BEGIN DATASET

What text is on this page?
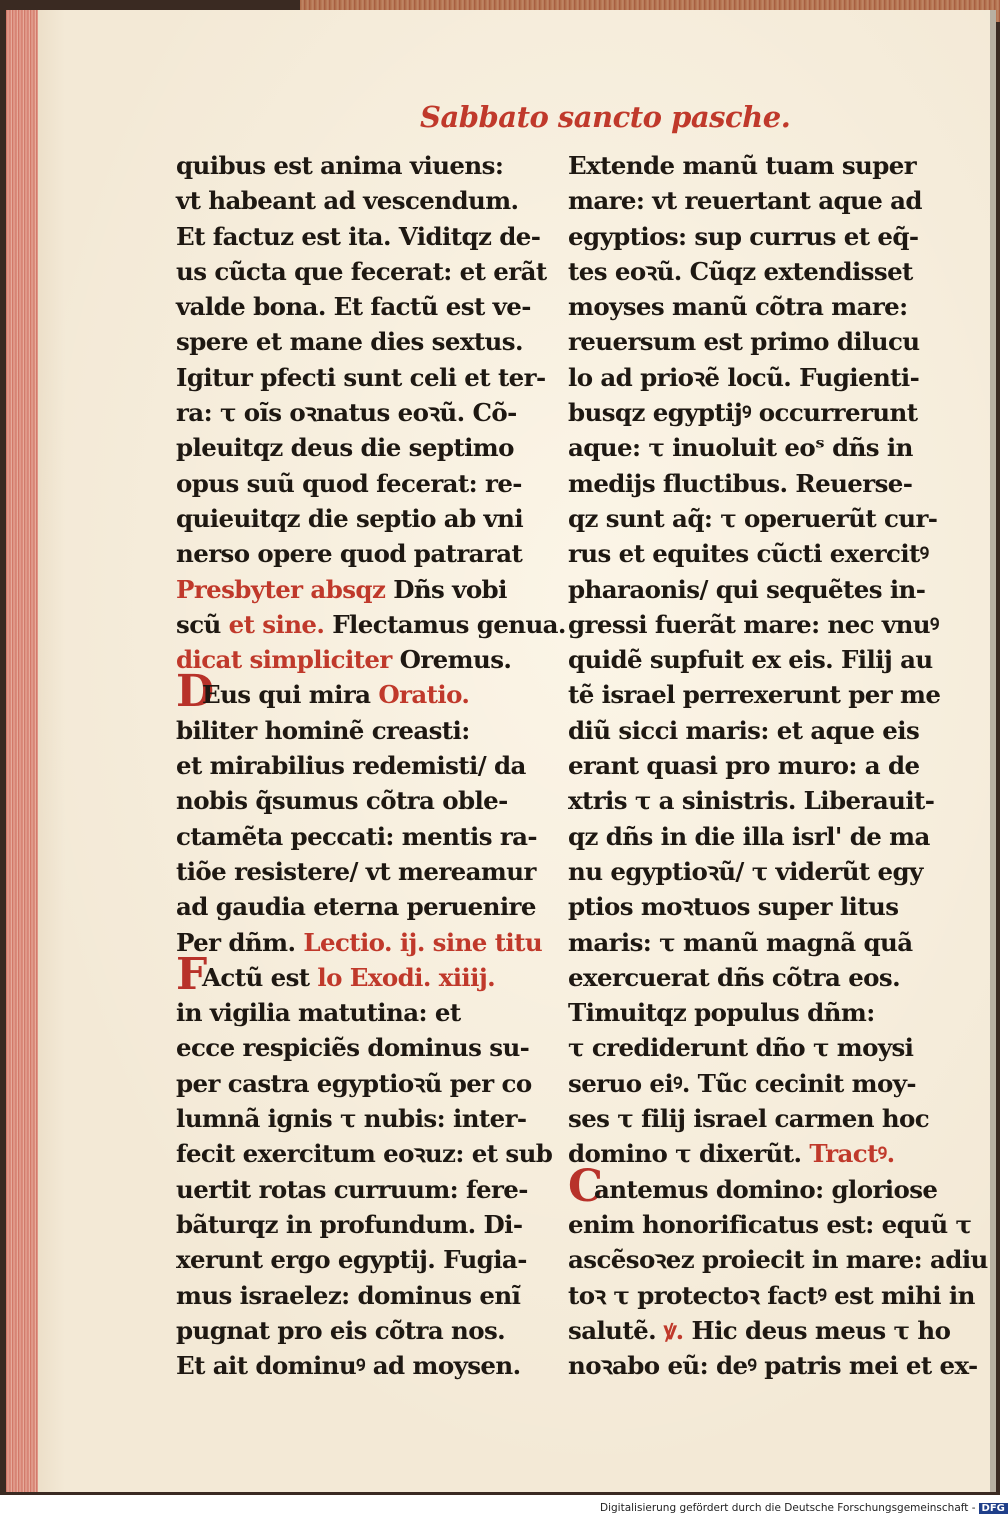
Sabbato sancto pasche.
quibus est anima viuens:
vt habeant ad vescendum.
Et factuz est ita. Viditqz de-
us cũcta que fecerat: et erãt
valde bona. Et factũ est ve-
spere et mane dies sextus.
Igitur pfecti sunt celi et ter-
ra: τ oĩs oꝛnatus eoꝛũ. Cõ-
pleuitqz deus die septimo
opus suũ quod fecerat: re-
quieuitqz die septio ab vni
nerso opere quod patrarat
Presbyter absqz Dñs vobi
scũ et sine. Flectamus genua.
dicat simpliciter Oremus.
DEus qui mira Oratio.
biliter hominẽ creasti:
et mirabilius redemisti/ da
nobis q̃sumus cõtra oble-
ctamẽta peccati: mentis ra-
tiõe resistere/ vt mereamur
ad gaudia eterna peruenire
Per dñm. Lectio. ij. sine titu
FActũ est lo Exodi. xiiij.
in vigilia matutina: et
ecce respiciẽs dominus su-
per castra egyptioꝛũ per co
lumnã ignis τ nubis: inter-
fecit exercitum eoꝛuz: et sub
uertit rotas curruum: fere-
bãturqz in profundum. Di-
xerunt ergo egyptij. Fugia-
mus israelez: dominus enĩ
pugnat pro eis cõtra nos.
Et ait dominuꝰ ad moysen.
Extende manũ tuam super
mare: vt reuertant aque ad
egyptios: sup currus et eq̃-
tes eoꝛũ. Cũqz extendisset
moyses manũ cõtra mare:
reuersum est primo dilucu
lo ad prioꝛẽ locũ. Fugienti-
busqz egyptijꝰ occurrerunt
aque: τ inuoluit eoˢ dñs in
medijs fluctibus. Reuerse-
qz sunt aq̃: τ operuerũt cur-
rus et equites cũcti exercitꝰ
pharaonis/ qui sequẽtes in-
gressi fuerãt mare: nec vnuꝰ
quidẽ supfuit ex eis. Filij au
tẽ israel perrexerunt per me
diũ sicci maris: et aque eis
erant quasi pro muro: a de
xtris τ a sinistris. Liberauit-
qz dñs in die illa isrl' de ma
nu egyptioꝛũ/ τ viderũt egy
ptios moꝛtuos super litus
maris: τ manũ magnã quã
exercuerat dñs cõtra eos.
Timuitqz populus dñm:
τ crediderunt dño τ moysi
seruo eiꝰ. Tũc cecinit moy-
ses τ filij israel carmen hoc
domino τ dixerũt. Tractꝰ.
Cantemus domino: gloriose
enim honorificatus est: equũ τ
ascẽsoꝛez proiecit in mare: adiu
toꝛ τ protectoꝛ factꝰ est mihi in
salutẽ. ꝟ. Hic deus meus τ ho
noꝛabo eũ: deꝰ patris mei et ex-
Digitalisierung gefördert durch die Deutsche Forschungsgemeinschaft - DFG
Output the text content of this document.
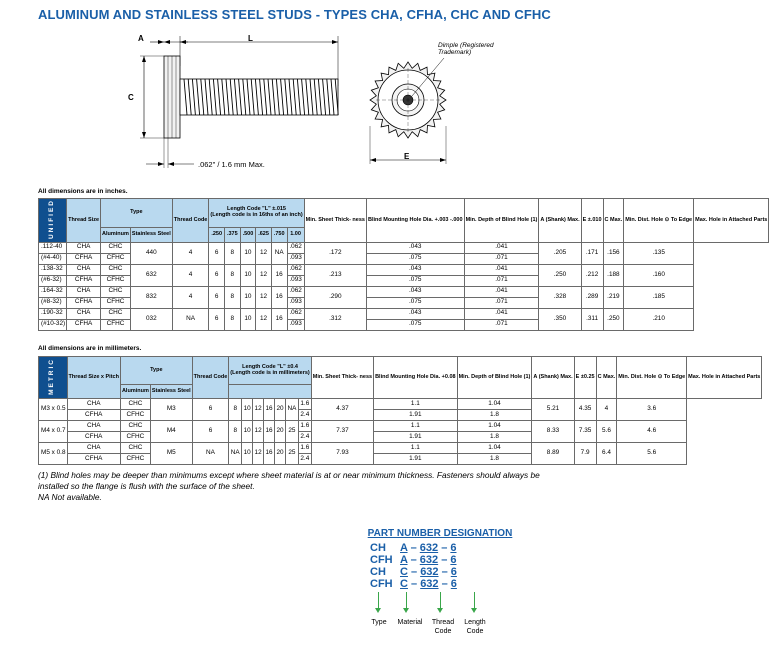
ALUMINUM AND STAINLESS STEEL STUDS - TYPES CHA, CFHA, CHC AND CFHC
A	L
C
E
.062" / 1.6 mm Max.
Dimple (Registered Trademark)
All dimensions are in inches.
UNIFIED	Thread Size	Type		Thread Code	Length Code "L" ±.015
(Length code is in 16ths of an inch)						Min. Sheet Thick- ness	Blind Mounting Hole Dia. +.003 -.000	Min. Depth of Blind Hole (1)	A (Shank) Max.	E ±.010	C Max.	Min. Dist. Hole ⊙ To Edge	Max. Hole in Attached Parts
		Aluminum	Stainless Steel		.250	.375	.500	.625	.750	1.00								
.112-40	CHA	CHC	440	4	6	8	10	12	NA	.062	.172	.043	.041	.205	.171	.156	.135	
(#4-40)	CFHA	CFHC								.093		.075	.071					
.138-32	CHA	CHC	632	4	6	8	10	12	16	.062	.213	.043	.041	.250	.212	.188	.160	
(#6-32)	CFHA	CFHC								.093		.075	.071					
.164-32	CHA	CHC	832	4	6	8	10	12	16	.062	.290	.043	.041	.328	.289	.219	.185	
(#8-32)	CFHA	CFHC								.093		.075	.071					
.190-32	CHA	CHC	032	NA	6	8	10	12	16	.062	.312	.043	.041	.350	.311	.250	.210	
(#10-32)	CFHA	CFHC								.093		.075	.071					
All dimensions are in millimeters.
METRIC	Thread Size x Pitch	Type		Thread Code	Length Code "L" ±0.4
(Length code is in millimeters)							Min. Sheet Thick- ness	Blind Mounting Hole Dia. +0.08	Min. Depth of Blind Hole (1)	A (Shank) Max.	E ±0.25	C Max.	Min. Dist. Hole ⊙ To Edge	Max. Hole in Attached Parts
		Aluminum	Stainless Steel																
M3 x 0.5	CHA	CHC	M3	6	8	10	12	16	20	NA	1.6	4.37	1.1	1.04	5.21	4.35	4	3.6	
	CFHA	CFHC									2.4		1.91	1.8					
M4 x 0.7	CHA	CHC	M4	6	8	10	12	16	20	25	1.6	7.37	1.1	1.04	8.33	7.35	5.6	4.6	
	CFHA	CFHC									2.4		1.91	1.8					
M5 x 0.8	CHA	CHC	M5	NA	NA	10	12	16	20	25	1.6	7.93	1.1	1.04	8.89	7.9	6.4	5.6	
	CFHA	CFHC									2.4		1.91	1.8					
(1) Blind holes may be deeper than minimums except where sheet material is at or near minimum thickness. Fasteners should always be installed so the flange is flush with the surface of the sheet.
NA Not available.
PART NUMBER DESIGNATION
CH A – 632 – 6
CFH A – 632 – 6
CH C – 632 – 6
CFH C – 632 – 6
Type	Material	Thread Code
Length Code
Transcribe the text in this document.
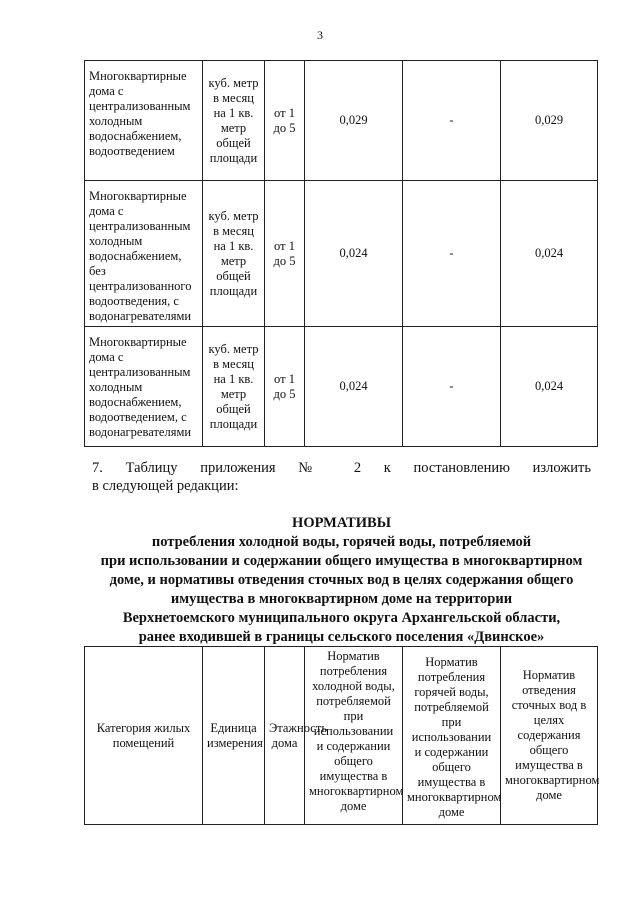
3
Многоквартирные дома с централизованным холодным водоснабжением, водоотведением	куб. метр в месяц на 1 кв. метр общей площади	от 1 до 5	0,029	-	0,029
Многоквартирные дома с централизованным холодным водоснабжением, без централизованного водоотведения, с водонагревателями	куб. метр в месяц на 1 кв. метр общей площади	от 1 до 5	0,024	-	0,024
Многоквартирные дома с централизованным холодным водоснабжением, водоотведением, с водонагревателями	куб. метр в месяц на 1 кв. метр общей площади	от 1 до 5	0,024	-	0,024
7. Таблицу приложения № 2 к постановлению изложить
в следующей редакции:
НОРМАТИВЫ
потребления холодной воды, горячей воды, потребляемой
при использовании и содержании общего имущества в многоквартирном
доме, и нормативы отведения сточных вод в целях содержания общего
имущества в многоквартирном доме на территории
Верхнетоемского муниципального округа Архангельской области,
ранее входившей в границы сельского поселения «Двинское»
Категория жилых помещений	Единица измерения	Этажность дома	Норматив потребления холодной воды, потребляемой при использовании и содержании общего имущества в многоквартирном доме	Норматив потребления горячей воды, потребляемой при использовании и содержании общего имущества в многоквартирном доме	Норматив отведения сточных вод в целях содержания общего имущества в многоквартирном доме
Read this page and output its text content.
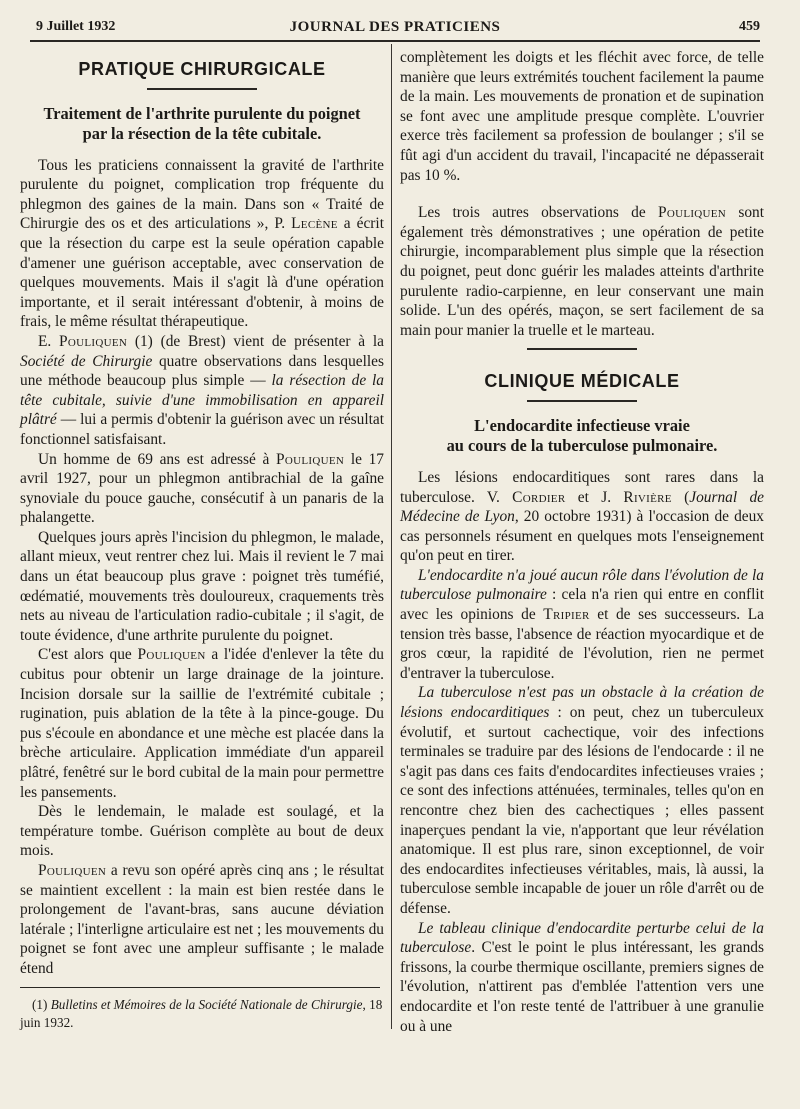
9 Juillet 1932	JOURNAL DES PRATICIENS	459
PRATIQUE CHIRURGICALE
Traitement de l'arthrite purulente du poignet
par la résection de la tête cubitale.

Tous les praticiens connaissent la gravité de l'arthrite purulente du poignet, complication trop fréquente du phlegmon des gaines de la main. Dans son « Traité de Chirurgie des os et des articulations », P. Lecène a écrit que la résection du carpe est la seule opération capable d'amener une guérison acceptable, avec conservation de quelques mouvements. Mais il s'agit là d'une opération importante, et il serait intéressant d'obtenir, à moins de frais, le même résultat thérapeutique.

E. Pouliquen (1) (de Brest) vient de présenter à la Société de Chirurgie quatre observations dans lesquelles une méthode beaucoup plus simple — la résection de la tête cubitale, suivie d'une immobilisation en appareil plâtré — lui a permis d'obtenir la guérison avec un résultat fonctionnel satisfaisant.

Un homme de 69 ans est adressé à Pouliquen le 17 avril 1927, pour un phlegmon antibrachial de la gaîne synoviale du pouce gauche, consécutif à un panaris de la phalangette.

Quelques jours après l'incision du phlegmon, le malade, allant mieux, veut rentrer chez lui. Mais il revient le 7 mai dans un état beaucoup plus grave : poignet très tuméfié, œdématié, mouvements très douloureux, craquements très nets au niveau de l'articulation radio-cubitale ; il s'agit, de toute évidence, d'une arthrite purulente du poignet.

C'est alors que Pouliquen a l'idée d'enlever la tête du cubitus pour obtenir un large drainage de la jointure. Incision dorsale sur la saillie de l'extrémité cubitale ; rugination, puis ablation de la tête à la pince-gouge. Du pus s'écoule en abondance et une mèche est placée dans la brèche articulaire. Application immédiate d'un appareil plâtré, fenêtré sur le bord cubital de la main pour permettre les pansements.

Dès le lendemain, le malade est soulagé, et la température tombe. Guérison complète au bout de deux mois.

Pouliquen a revu son opéré après cinq ans ; le résultat se maintient excellent : la main est bien restée dans le prolongement de l'avant-bras, sans aucune déviation latérale ; l'interligne articulaire est net ; les mouvements du poignet se font avec une ampleur suffisante ; le malade étend

(1) Bulletins et Mémoires de la Société Nationale de Chirurgie, 18 juin 1932.

complètement les doigts et les fléchit avec force, de telle manière que leurs extrémités touchent facilement la paume de la main. Les mouvements de pronation et de supination se font avec une amplitude presque complète. L'ouvrier exerce très facilement sa profession de boulanger ; s'il se fût agi d'un accident du travail, l'incapacité ne dépasserait pas 10 %.

Les trois autres observations de Pouliquen sont également très démonstratives ; une opération de petite chirurgie, incomparablement plus simple que la résection du poignet, peut donc guérir les malades atteints d'arthrite purulente radio-carpienne, en leur conservant une main solide. L'un des opérés, maçon, se sert facilement de sa main pour manier la truelle et le marteau.

CLINIQUE MÉDICALE
L'endocardite infectieuse vraie
au cours de la tuberculose pulmonaire.

Les lésions endocarditiques sont rares dans la tuberculose. V. Cordier et J. Rivière (Journal de Médecine de Lyon, 20 octobre 1931) à l'occasion de deux cas personnels résument en quelques mots l'enseignement qu'on peut en tirer.

L'endocardite n'a joué aucun rôle dans l'évolution de la tuberculose pulmonaire : cela n'a rien qui entre en conflit avec les opinions de Tripier et de ses successeurs. La tension très basse, l'absence de réaction myocardique et de gros cœur, la rapidité de l'évolution, rien ne permet d'entraver la tuberculose.

La tuberculose n'est pas un obstacle à la création de lésions endocarditiques : on peut, chez un tuberculeux évolutif, et surtout cachectique, voir des infections terminales se traduire par des lésions de l'endocarde : il ne s'agit pas dans ces faits d'endocardites infectieuses vraies ; ce sont des infections atténuées, terminales, telles qu'on en rencontre chez bien des cachectiques ; elles passent inaperçues pendant la vie, n'apportant que leur révélation anatomique. Il est plus rare, sinon exceptionnel, de voir des endocardites infectieuses véritables, mais, là aussi, la tuberculose semble incapable de jouer un rôle d'arrêt ou de défense.

Le tableau clinique d'endocardite perturbe celui de la tuberculose. C'est le point le plus intéressant, les grands frissons, la courbe thermique oscillante, premiers signes de l'évolution, n'attirent pas d'emblée l'attention vers une endocardite et l'on reste tenté de l'attribuer à une granulie ou à une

END DATASET

* _JOB_: Collect every line above that contains the word "quod".

* _TASK RESULT_:
opus suũ quod fecerat: re-
nerso opere quod patrarat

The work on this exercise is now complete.